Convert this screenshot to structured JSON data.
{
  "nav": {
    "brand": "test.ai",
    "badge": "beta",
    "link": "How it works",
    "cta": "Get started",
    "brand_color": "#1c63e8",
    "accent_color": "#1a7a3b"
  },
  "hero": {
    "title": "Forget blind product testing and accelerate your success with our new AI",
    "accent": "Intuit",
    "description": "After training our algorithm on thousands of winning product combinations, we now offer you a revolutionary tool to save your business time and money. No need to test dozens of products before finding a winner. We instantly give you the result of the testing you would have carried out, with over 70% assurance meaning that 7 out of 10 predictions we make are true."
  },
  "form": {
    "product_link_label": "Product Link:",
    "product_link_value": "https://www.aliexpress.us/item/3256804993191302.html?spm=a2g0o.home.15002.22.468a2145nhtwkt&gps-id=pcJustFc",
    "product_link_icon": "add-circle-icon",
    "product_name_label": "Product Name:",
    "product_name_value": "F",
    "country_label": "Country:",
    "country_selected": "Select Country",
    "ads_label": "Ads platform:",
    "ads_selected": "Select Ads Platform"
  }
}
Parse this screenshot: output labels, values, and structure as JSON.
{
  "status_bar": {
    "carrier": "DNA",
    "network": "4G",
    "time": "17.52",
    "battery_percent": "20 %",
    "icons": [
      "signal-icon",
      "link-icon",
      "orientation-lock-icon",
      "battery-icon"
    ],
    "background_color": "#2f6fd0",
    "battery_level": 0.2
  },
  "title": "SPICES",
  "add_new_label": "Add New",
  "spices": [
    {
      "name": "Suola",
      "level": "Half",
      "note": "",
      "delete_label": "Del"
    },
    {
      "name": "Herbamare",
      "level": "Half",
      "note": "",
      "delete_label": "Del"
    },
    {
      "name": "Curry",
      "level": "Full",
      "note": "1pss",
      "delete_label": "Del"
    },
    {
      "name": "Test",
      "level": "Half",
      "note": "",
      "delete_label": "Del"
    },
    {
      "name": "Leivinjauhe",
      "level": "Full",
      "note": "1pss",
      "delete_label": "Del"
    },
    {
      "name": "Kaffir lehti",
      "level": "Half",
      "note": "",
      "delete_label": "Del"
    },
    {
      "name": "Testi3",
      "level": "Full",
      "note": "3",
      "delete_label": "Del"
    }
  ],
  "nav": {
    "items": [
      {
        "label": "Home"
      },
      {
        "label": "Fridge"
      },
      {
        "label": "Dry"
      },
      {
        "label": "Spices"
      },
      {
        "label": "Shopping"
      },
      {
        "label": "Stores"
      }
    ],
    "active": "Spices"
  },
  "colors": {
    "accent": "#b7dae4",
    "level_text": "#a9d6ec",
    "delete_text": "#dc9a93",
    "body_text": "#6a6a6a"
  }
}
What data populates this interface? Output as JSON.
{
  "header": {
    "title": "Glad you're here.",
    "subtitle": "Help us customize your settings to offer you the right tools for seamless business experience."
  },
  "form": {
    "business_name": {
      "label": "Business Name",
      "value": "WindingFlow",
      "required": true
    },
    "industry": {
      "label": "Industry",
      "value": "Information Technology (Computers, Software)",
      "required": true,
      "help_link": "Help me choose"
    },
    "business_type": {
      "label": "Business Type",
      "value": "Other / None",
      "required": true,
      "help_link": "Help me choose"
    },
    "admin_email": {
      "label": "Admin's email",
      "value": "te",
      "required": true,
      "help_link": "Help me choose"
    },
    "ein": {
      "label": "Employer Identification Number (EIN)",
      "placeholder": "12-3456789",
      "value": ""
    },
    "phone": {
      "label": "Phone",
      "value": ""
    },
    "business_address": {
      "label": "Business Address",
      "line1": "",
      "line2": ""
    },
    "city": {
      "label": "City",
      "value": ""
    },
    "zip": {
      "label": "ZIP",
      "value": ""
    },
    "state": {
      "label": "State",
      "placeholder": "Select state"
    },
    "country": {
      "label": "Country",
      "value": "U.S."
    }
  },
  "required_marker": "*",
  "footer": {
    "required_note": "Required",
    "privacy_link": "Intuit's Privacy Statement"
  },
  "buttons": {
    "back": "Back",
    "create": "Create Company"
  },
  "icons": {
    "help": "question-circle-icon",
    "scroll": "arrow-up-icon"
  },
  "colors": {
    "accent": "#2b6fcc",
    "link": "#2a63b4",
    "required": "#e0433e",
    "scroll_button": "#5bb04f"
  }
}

→ **Written request**
Reproduce the material exactly, with every line intact.

→ **Exercise response**
Convert this screenshot to structured JSON data.
{
  "nav": {
    "brand": "test.ai",
    "badge": "beta",
    "link": "How it works",
    "cta": "Get started",
    "brand_color": "#1c63e8",
    "accent_color": "#1a7a3b"
  },
  "hero": {
    "title": "Forget blind product testing and accelerate your success with our new AI",
    "accent": "Intuit",
    "description": "After training our algorithm on thousands of winning product combinations, we now offer you a revolutionary tool to save your business time and money. No need to test dozens of products before finding a winner. We instantly give you the result of the testing you would have carried out, with over 70% assurance meaning that 7 out of 10 predictions we make are true."
  },
  "form": {
    "product_link_label": "Product Link:",
    "product_link_value": "https://www.aliexpress.us/item/3256804993191302.html?spm=a2g0o.home.15002.22.468a2145nhtwkt&gps-id=pcJustFc",
    "product_link_icon": "add-circle-icon",
    "product_name_label": "Product Name:",
    "product_name_value": "F",
    "country_label": "Country:",
    "country_selected": "Select Country",
    "ads_label": "Ads platform:",
    "ads_selected": "Select Ads Platform"
  }
}
Parse this screenshot: output labels, values, and structure as JSON.
{
  "status_bar": {
    "carrier": "DNA",
    "network": "4G",
    "time": "17.52",
    "battery_percent": "20 %",
    "icons": [
      "signal-icon",
      "link-icon",
      "orientation-lock-icon",
      "battery-icon"
    ],
    "background_color": "#2f6fd0",
    "battery_level": 0.2
  },
  "title": "SPICES",
  "add_new_label": "Add New",
  "spices": [
    {
      "name": "Suola",
      "level": "Half",
      "note": "",
      "delete_label": "Del"
    },
    {
      "name": "Herbamare",
      "level": "Half",
      "note": "",
      "delete_label": "Del"
    },
    {
      "name": "Curry",
      "level": "Full",
      "note": "1pss",
      "delete_label": "Del"
    },
    {
      "name": "Test",
      "level": "Half",
      "note": "",
      "delete_label": "Del"
    },
    {
      "name": "Leivinjauhe",
      "level": "Full",
      "note": "1pss",
      "delete_label": "Del"
    },
    {
      "name": "Kaffir lehti",
      "level": "Half",
      "note": "",
      "delete_label": "Del"
    },
    {
      "name": "Testi3",
      "level": "Full",
      "note": "3",
      "delete_label": "Del"
    }
  ],
  "nav": {
    "items": [
      {
        "label": "Home"
      },
      {
        "label": "Fridge"
      },
      {
        "label": "Dry"
      },
      {
        "label": "Spices"
      },
      {
        "label": "Shopping"
      },
      {
        "label": "Stores"
      }
    ],
    "active": "Spices"
  },
  "colors": {
    "accent": "#b7dae4",
    "level_text": "#a9d6ec",
    "delete_text": "#dc9a93",
    "body_text": "#6a6a6a"
  }
}
What data populates this interface? Output as JSON.
{
  "header": {
    "title": "Glad you're here.",
    "subtitle": "Help us customize your settings to offer you the right tools for seamless business experience."
  },
  "form": {
    "business_name": {
      "label": "Business Name",
      "value": "WindingFlow",
      "required": true
    },
    "industry": {
      "label": "Industry",
      "value": "Information Technology (Computers, Software)",
      "required": true,
      "help_link": "Help me choose"
    },
    "business_type": {
      "label": "Business Type",
      "value": "Other / None",
      "required": true,
      "help_link": "Help me choose"
    },
    "admin_email": {
      "label": "Admin's email",
      "value": "te",
      "required": true,
      "help_link": "Help me choose"
    },
    "ein": {
      "label": "Employer Identification Number (EIN)",
      "placeholder": "12-3456789",
      "value": ""
    },
    "phone": {
      "label": "Phone",
      "value": ""
    },
    "business_address": {
      "label": "Business Address",
      "line1": "",
      "line2": ""
    },
    "city": {
      "label": "City",
      "value": ""
    },
    "zip": {
      "label": "ZIP",
      "value": ""
    },
    "state": {
      "label": "State",
      "placeholder": "Select state"
    },
    "country": {
      "label": "Country",
      "value": "U.S."
    }
  },
  "required_marker": "*",
  "footer": {
    "required_note": "Required",
    "privacy_link": "Intuit's Privacy Statement"
  },
  "buttons": {
    "back": "Back",
    "create": "Create Company"
  },
  "icons": {
    "help": "question-circle-icon",
    "scroll": "arrow-up-icon"
  },
  "colors": {
    "accent": "#2b6fcc",
    "link": "#2a63b4",
    "required": "#e0433e",
    "scroll_button": "#5bb04f"
  }
}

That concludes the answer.